• _QUÉ HACER_:
Escribe la continuación de la reseña sobre la película de Zhang Yimou, empezando justo después de la última oración que se muestra.

En su última película el cineasta chino Zhang Yimou demuestra haber bebido en diversas fuentes inspiradoras que le nutren en su retorno al género cinematográfico que domina como nadie: el wuxia, mezcla de artes marciales y fantasía, tiene en Yimou a un artista que lo eleva estéticamente hasta situarlo más allá de la mera exhibición circense de fuerza y habilidades increíbles sustentadas en los trucos cinematográficos más añejos.
Yimou regresa al alambicado modo de vivir y morir presente en una corte china en la que los dimes y diretes son divertimentos infantiles porque cuando toman seriedad se convierten en traiciones, intrigas palaciegas e intentos de asumir poderes ajenos que finalizan en decapitaciones imprevistas: ya se nos advierte previamente de esas costumbres peligrosas y de la contrapartida de buscarse lo que en castellano viejo denominamos como sosias y en lenguaje de ineptos sujetos a influencias carentes de cultura como sombras.
El juego cromático de Yimou no es baladí y por ello trasciende al simple ejercicio epatante: ese reino de Pei Liang, como tantos muchos otros reinos que coexistieron en la China medieval se compone de un territorio agreste y un par de pueblos; en realidad sólo uno, porque el otro fué en su día invadido por las huestes de otro rey, Yang Cang. No hay munificencia posible y si acaso el palacio real se nos presenta de forma elegante pero no ostentosa, precisamente porque la paleta usada por Yimou se aleja de oropeles y salvo los personajes, ligeramente coloreados, todo está filtrado en paleta grisácea con un tanto por ciento muy elevado.

• _DATOS REGISTRADOS_:
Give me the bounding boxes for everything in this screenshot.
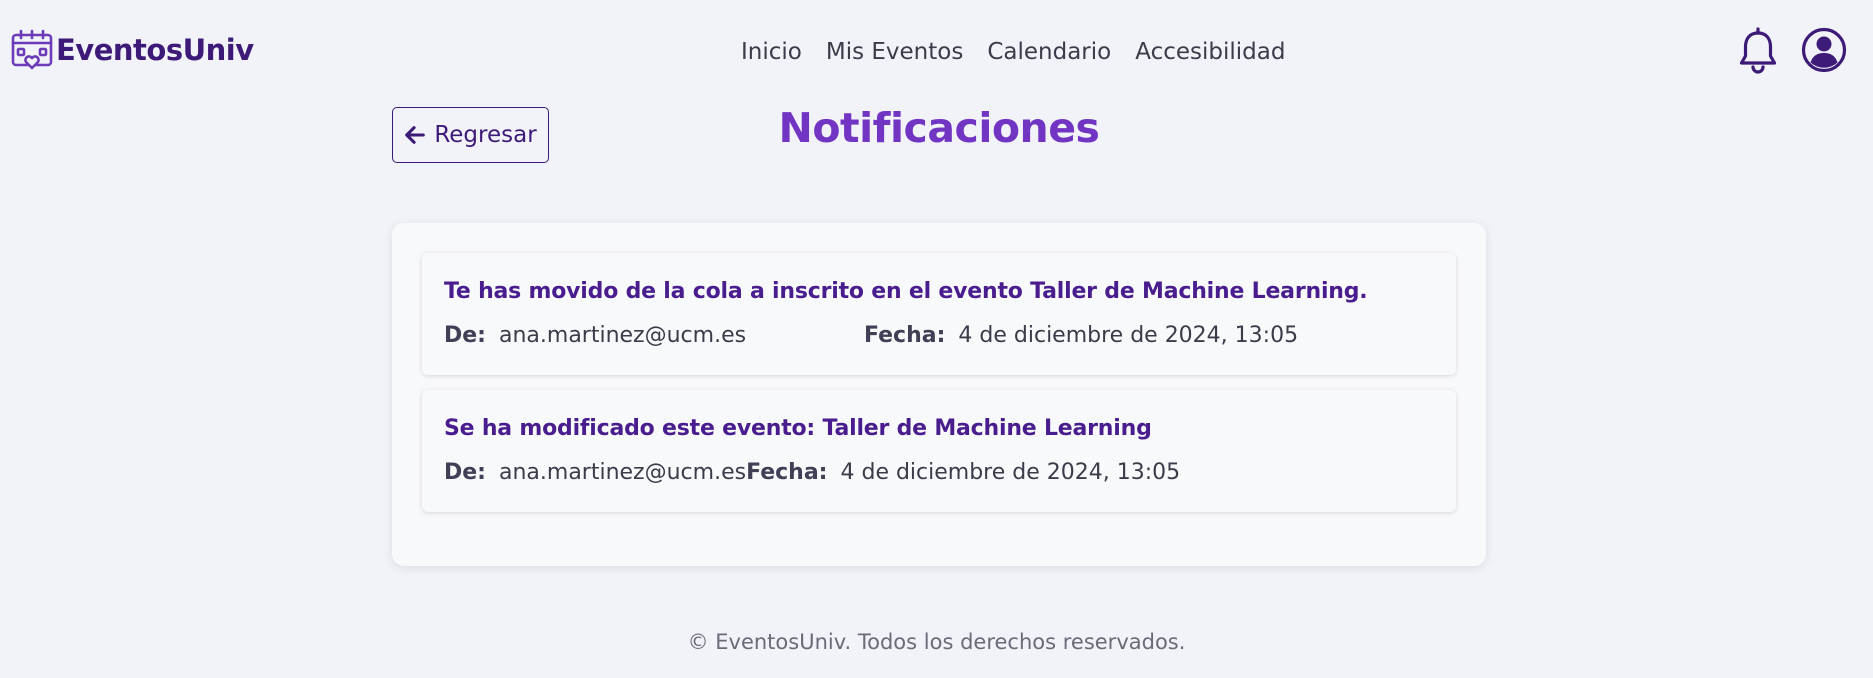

• _RESULTADO DEL EJERCICIO_:
Uno se da cuenta de la técnica empleada por Yimou a posteriori, acabada la sesión, porque mientras se desarrolla la historia la atención sigue los avatares de una intriga palaciega en la que un rey joven resulta ser despótico y sabio, egoista y prudente, críptico y artero, mientras su cohorte se debate entre el respeto tradicional y la preservación del orgullo y la cabeza y alguno para ello se servirá de un sosias que sin quererlo ni pretenderlo se erigirá en centro de atención.
No se puede pedir más: habrá quien apunte a los enredos cortesanos recreados por Shakespeare, pero todos sabemos que el propio bardo se inspiraba en literatura ya antigua en su época y la oriental, precisamente, abunda en tramas semejantes, como no podía ser de otra manera.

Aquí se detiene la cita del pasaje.